__WHAT THE TASK REQUIRES__
Return all lines with the word "description" in them.

*** RECORD LIST

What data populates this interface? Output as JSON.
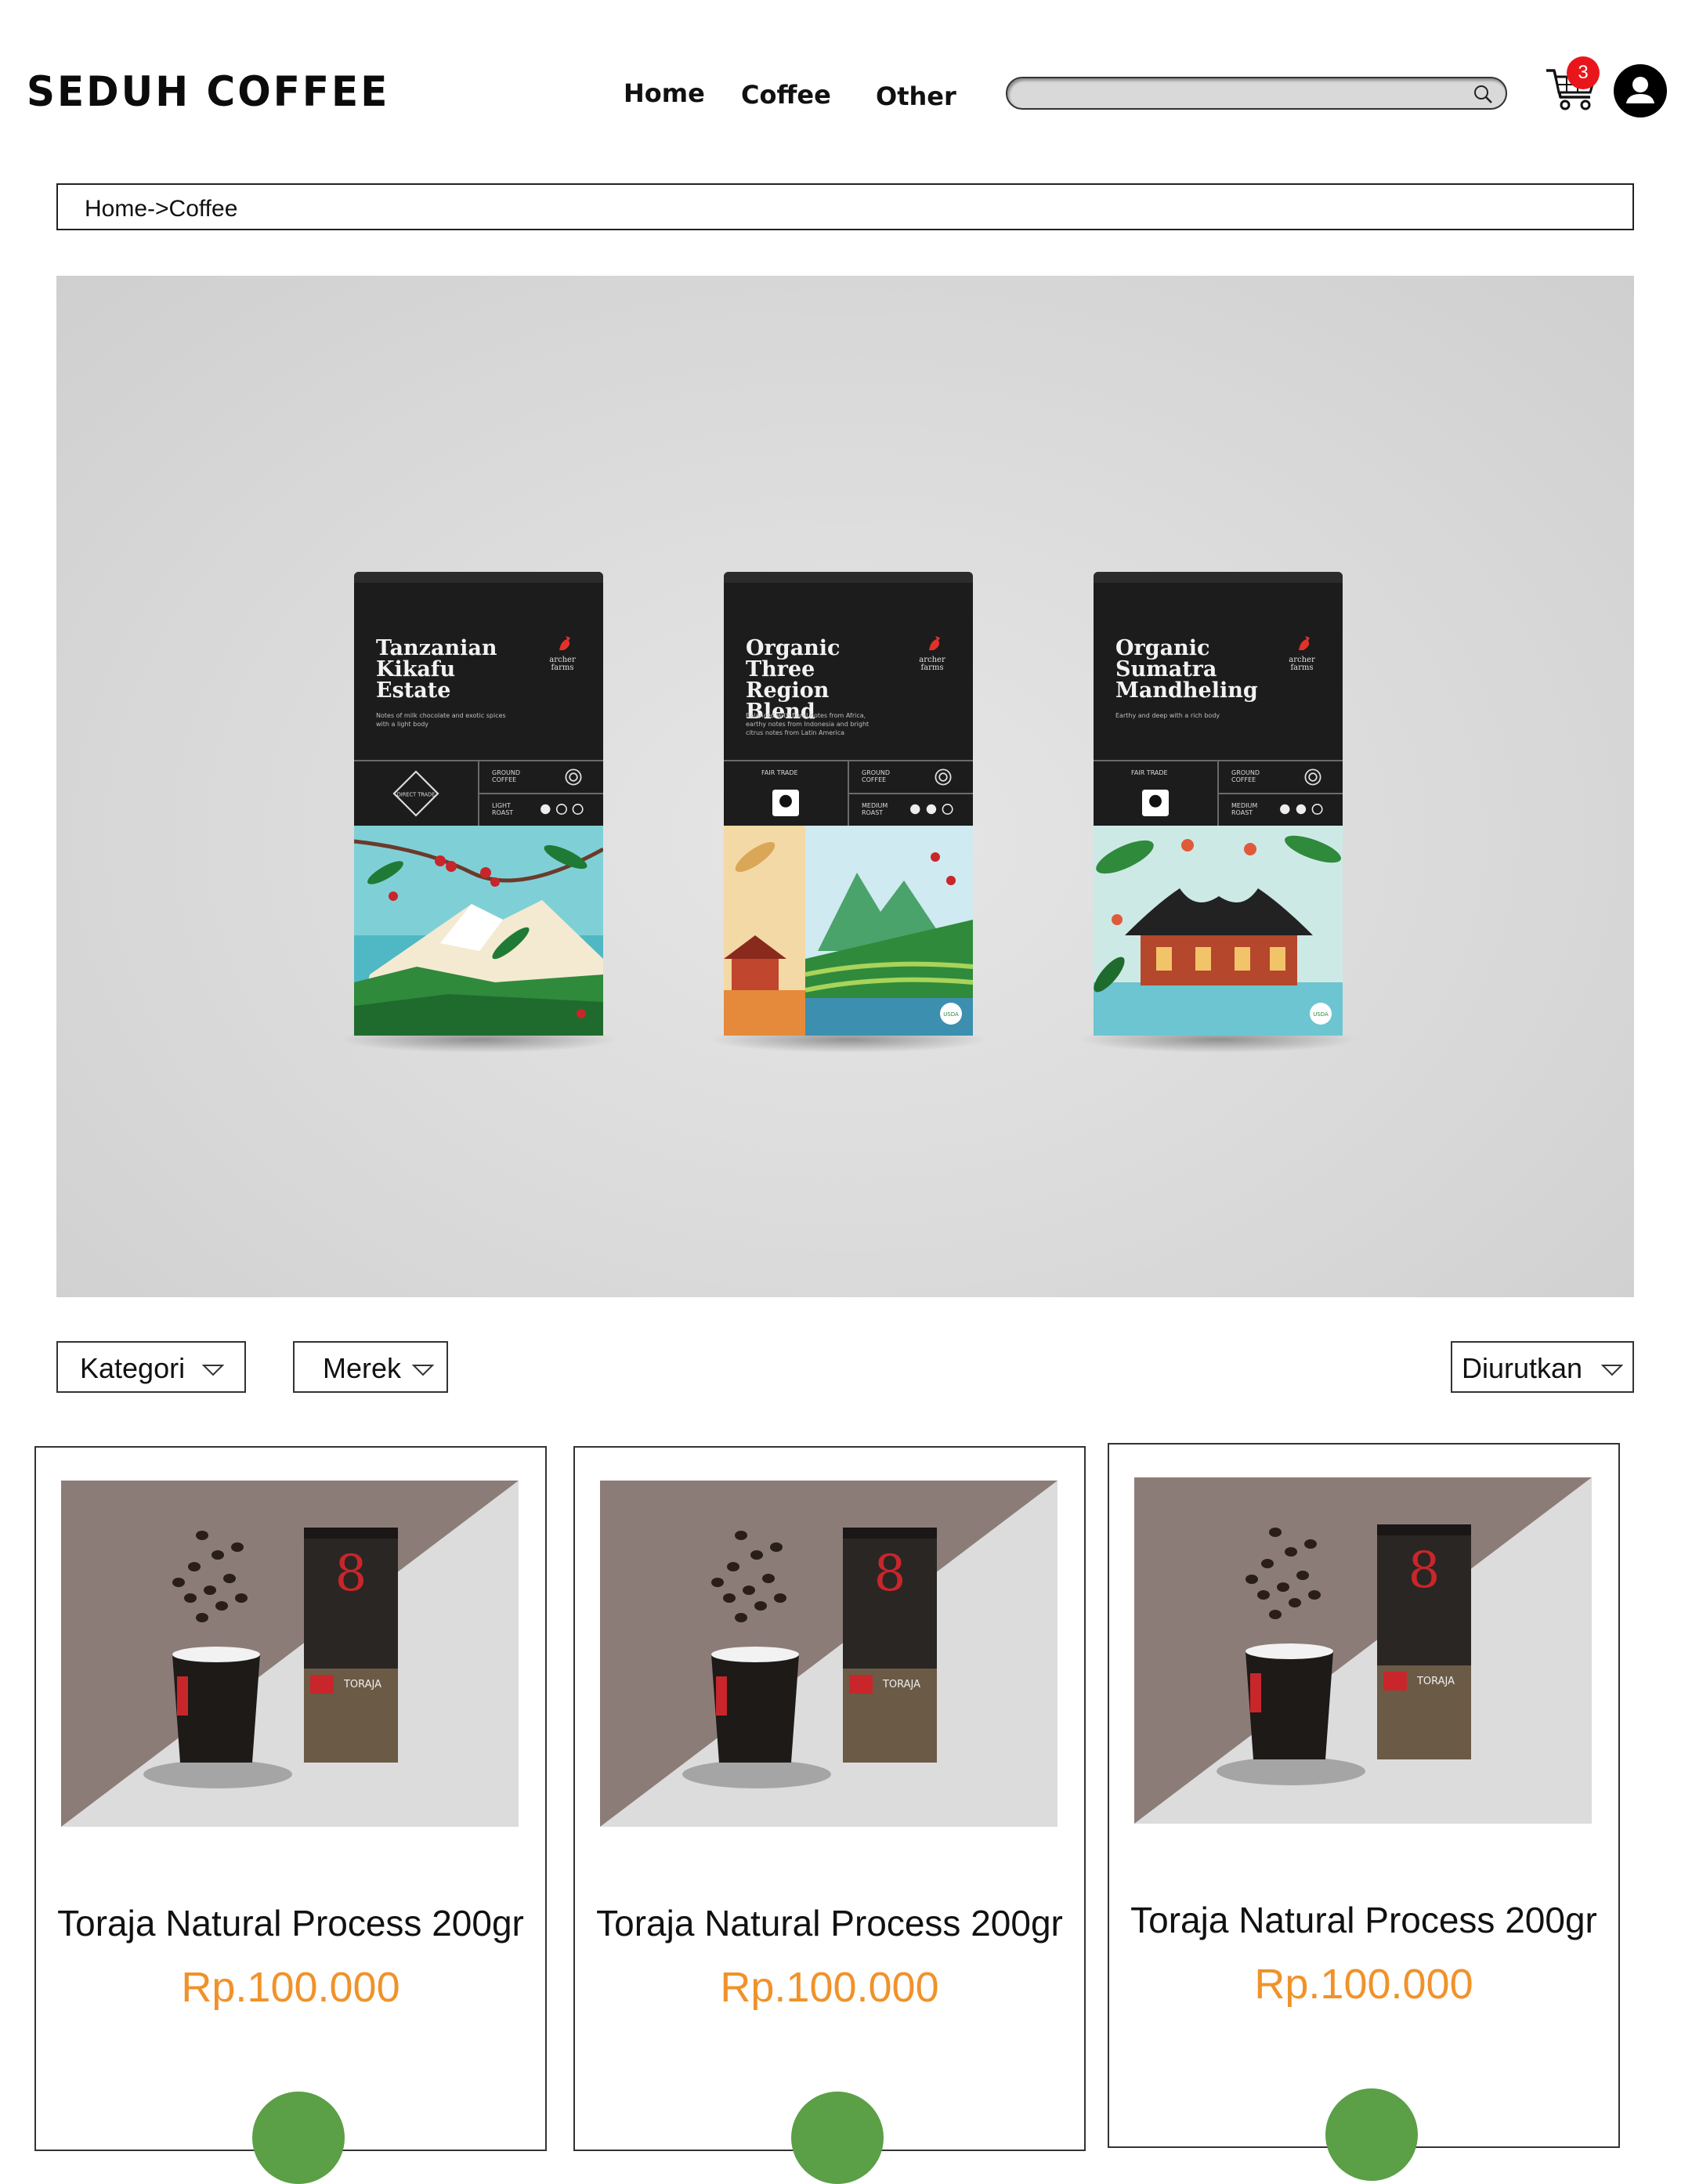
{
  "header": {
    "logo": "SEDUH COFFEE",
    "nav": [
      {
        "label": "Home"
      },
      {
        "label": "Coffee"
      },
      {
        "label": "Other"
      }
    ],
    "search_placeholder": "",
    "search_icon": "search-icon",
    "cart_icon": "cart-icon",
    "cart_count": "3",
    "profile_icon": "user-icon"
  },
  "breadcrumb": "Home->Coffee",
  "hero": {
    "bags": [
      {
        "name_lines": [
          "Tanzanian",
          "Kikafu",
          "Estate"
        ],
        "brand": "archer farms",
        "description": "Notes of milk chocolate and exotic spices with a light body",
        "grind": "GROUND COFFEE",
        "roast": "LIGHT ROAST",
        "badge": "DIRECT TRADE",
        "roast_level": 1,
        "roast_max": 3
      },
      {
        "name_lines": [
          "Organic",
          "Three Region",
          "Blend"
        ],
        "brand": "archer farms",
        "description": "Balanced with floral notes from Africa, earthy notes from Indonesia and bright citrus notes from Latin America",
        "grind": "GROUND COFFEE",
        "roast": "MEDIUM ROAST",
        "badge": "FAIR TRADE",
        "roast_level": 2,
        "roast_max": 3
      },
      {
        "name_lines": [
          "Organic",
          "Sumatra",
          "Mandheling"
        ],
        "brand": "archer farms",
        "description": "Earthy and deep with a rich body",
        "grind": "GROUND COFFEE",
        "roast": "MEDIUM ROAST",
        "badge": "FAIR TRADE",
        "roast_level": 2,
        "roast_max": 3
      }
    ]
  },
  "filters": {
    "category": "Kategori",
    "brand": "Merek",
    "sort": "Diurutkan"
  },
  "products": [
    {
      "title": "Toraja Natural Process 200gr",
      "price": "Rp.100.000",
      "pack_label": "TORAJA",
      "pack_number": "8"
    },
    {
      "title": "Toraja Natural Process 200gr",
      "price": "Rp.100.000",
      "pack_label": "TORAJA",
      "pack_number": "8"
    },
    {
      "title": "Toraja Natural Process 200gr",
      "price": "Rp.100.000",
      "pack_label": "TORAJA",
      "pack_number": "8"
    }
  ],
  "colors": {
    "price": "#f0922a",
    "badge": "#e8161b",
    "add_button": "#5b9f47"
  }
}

******
*** RECORD LIST

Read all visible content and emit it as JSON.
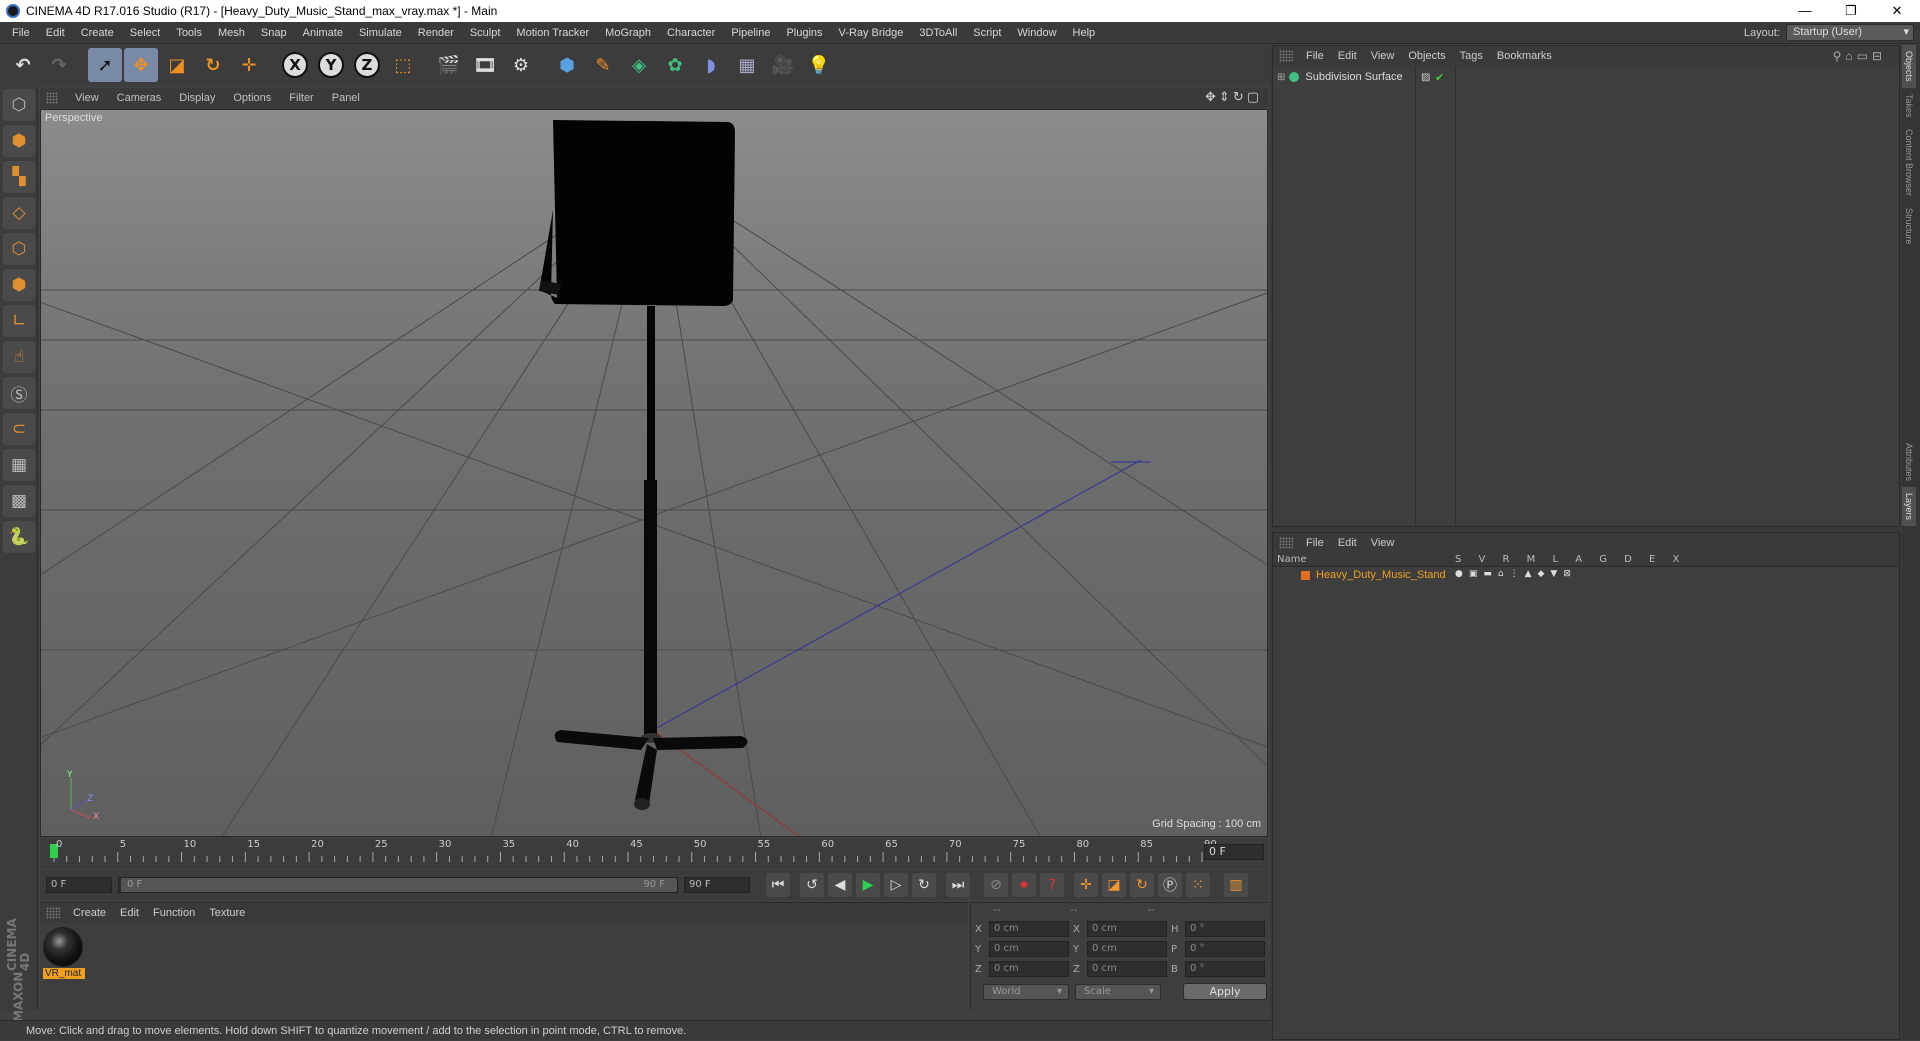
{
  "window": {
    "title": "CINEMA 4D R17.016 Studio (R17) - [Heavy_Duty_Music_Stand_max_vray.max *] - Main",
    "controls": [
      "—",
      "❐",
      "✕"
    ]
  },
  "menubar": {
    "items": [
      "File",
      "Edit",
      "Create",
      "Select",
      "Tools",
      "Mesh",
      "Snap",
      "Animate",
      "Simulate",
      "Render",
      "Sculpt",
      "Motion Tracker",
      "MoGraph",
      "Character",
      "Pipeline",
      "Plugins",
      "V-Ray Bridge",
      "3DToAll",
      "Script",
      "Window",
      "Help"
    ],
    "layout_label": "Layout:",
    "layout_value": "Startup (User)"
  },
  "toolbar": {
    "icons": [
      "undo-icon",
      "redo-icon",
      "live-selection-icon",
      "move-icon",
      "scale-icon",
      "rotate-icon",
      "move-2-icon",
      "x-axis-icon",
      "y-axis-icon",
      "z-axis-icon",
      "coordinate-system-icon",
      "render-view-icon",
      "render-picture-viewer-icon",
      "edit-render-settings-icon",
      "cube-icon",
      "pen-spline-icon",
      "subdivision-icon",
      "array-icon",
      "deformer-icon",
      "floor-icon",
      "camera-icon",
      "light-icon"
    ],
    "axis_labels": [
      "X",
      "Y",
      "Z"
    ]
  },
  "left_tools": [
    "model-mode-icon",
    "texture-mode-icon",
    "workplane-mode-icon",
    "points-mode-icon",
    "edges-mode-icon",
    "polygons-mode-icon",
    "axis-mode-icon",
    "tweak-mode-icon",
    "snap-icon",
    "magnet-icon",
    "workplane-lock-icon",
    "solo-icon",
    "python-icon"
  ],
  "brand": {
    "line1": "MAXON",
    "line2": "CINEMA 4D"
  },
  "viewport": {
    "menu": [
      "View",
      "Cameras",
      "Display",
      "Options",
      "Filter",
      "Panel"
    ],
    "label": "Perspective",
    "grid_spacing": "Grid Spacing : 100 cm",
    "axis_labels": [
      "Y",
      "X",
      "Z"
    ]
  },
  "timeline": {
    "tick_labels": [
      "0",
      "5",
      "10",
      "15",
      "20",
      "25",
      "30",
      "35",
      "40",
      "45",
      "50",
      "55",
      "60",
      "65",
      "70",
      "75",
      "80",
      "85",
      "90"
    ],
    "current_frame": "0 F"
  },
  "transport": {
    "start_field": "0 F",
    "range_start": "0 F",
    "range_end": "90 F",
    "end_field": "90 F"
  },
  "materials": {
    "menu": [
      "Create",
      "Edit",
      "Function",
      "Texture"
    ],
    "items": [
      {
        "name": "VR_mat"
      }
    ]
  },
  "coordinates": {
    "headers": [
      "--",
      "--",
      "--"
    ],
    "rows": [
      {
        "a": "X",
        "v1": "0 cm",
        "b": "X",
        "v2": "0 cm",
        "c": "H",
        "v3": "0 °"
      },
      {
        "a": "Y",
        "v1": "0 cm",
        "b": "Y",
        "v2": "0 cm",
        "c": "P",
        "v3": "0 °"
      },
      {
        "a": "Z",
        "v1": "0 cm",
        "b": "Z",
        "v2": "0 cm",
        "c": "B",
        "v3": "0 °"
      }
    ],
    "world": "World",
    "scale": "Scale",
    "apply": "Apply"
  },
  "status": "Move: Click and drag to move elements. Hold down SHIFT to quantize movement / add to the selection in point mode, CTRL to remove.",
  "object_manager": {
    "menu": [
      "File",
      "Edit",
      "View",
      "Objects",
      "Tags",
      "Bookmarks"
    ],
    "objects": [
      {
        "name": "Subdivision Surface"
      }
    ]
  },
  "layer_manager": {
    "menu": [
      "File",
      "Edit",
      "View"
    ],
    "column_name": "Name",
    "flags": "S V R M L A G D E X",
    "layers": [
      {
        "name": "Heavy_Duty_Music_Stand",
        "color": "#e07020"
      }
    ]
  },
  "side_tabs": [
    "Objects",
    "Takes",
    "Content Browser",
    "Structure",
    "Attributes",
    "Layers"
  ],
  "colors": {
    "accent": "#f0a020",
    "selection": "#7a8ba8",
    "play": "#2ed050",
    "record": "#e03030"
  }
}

******

__WRITTEN REPLY__
        "description": "Notes of milk chocolate and exotic spices with a light body",
        "description": "Balanced with floral notes from Africa, earthy notes from Indonesia and bright citrus notes from Latin America",
        "description": "Earthy and deep with a rich body",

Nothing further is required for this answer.